Short task:
Lines that hold the word "перемога" should be located and copied.

Stored data:
★ ★ ★ ★
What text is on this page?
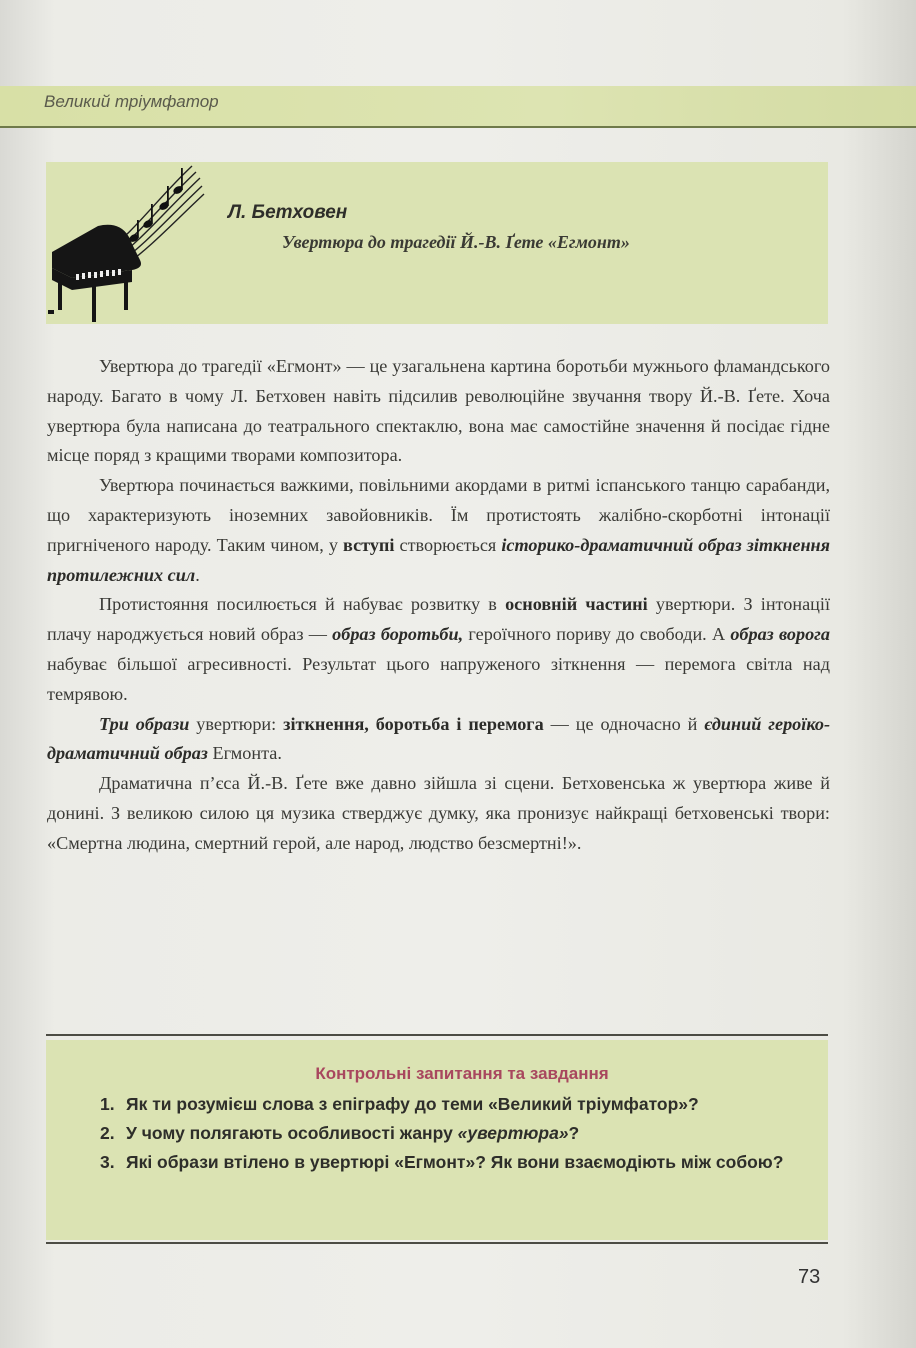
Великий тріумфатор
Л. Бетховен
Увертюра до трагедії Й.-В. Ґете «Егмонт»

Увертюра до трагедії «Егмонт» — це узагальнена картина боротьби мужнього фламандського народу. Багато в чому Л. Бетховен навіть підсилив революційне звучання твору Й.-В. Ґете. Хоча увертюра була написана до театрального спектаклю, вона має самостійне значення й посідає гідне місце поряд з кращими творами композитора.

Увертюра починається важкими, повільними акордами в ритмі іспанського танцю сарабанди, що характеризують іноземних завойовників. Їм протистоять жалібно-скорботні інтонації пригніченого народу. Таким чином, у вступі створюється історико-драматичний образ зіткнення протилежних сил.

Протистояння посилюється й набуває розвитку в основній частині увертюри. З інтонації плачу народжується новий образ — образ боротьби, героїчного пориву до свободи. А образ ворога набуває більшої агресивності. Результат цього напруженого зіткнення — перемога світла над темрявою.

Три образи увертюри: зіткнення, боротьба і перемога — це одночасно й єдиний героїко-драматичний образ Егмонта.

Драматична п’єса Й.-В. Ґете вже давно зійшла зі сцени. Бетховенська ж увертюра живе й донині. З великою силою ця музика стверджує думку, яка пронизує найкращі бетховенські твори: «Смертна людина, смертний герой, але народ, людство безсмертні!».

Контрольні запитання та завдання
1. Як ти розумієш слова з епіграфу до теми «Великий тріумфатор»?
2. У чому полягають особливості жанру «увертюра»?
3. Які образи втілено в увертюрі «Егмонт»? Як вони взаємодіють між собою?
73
★ ★ ★ ★
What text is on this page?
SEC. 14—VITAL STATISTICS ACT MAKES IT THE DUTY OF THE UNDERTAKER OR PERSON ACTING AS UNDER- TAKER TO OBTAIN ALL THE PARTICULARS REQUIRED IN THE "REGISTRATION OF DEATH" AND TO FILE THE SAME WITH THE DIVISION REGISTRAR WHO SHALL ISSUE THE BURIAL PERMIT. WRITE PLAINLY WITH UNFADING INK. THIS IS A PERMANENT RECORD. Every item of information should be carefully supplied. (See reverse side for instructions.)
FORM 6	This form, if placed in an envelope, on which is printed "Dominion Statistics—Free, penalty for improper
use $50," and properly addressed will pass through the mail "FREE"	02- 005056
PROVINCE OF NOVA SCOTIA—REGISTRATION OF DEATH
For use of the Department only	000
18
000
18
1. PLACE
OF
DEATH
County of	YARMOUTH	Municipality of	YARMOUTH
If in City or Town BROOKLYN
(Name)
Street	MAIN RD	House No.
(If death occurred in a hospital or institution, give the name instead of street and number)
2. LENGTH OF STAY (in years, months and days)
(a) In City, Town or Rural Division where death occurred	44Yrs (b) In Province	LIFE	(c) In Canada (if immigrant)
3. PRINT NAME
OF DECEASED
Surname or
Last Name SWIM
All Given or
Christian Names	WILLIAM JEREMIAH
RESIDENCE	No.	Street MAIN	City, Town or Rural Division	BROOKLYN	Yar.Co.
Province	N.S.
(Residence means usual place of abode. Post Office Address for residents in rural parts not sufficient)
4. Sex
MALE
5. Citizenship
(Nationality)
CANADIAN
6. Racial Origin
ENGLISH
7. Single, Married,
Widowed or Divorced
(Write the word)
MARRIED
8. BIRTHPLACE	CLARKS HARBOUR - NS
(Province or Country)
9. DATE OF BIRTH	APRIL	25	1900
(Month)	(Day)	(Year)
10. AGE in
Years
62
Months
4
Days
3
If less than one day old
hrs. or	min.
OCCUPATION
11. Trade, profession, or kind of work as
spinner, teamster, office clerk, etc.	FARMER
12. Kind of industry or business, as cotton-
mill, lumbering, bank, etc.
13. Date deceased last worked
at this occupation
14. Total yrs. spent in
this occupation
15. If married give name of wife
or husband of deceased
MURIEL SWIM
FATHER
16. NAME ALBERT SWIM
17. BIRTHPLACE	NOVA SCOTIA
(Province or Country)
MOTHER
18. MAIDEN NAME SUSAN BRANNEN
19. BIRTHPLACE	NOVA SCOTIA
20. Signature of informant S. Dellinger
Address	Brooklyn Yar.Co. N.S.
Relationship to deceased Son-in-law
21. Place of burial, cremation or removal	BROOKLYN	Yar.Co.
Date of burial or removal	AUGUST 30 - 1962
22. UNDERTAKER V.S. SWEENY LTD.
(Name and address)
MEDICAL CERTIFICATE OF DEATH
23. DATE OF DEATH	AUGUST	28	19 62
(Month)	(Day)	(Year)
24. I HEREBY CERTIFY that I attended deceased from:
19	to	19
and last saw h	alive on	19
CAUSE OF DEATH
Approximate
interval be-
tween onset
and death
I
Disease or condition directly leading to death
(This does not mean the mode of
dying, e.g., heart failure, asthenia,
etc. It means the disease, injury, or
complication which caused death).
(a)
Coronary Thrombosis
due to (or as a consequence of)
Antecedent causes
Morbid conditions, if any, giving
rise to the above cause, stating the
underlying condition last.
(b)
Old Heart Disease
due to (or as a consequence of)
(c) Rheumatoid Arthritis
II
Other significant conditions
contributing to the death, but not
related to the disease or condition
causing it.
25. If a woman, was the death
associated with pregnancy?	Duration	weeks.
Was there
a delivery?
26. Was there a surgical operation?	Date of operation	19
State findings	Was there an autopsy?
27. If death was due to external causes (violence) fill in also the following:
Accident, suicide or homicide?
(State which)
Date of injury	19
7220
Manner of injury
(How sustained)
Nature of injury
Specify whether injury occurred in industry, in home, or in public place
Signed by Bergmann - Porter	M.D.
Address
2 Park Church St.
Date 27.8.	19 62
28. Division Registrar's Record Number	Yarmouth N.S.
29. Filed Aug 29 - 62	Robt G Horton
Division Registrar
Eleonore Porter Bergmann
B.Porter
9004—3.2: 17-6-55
★ ★ ★ ★
Answer in full:
Протистояння посилюється й набуває розвитку в основній частині увертюри. З інтонації плачу народжується новий образ — образ боротьби, героїчного пориву до свободи. А образ ворога набуває більшої агресивності. Результат цього напруженого зіткнення — перемога світла над темрявою.
Три образи увертюри: зіткнення, боротьба і перемога — це одночасно й єдиний героїко-драматичний образ Егмонта.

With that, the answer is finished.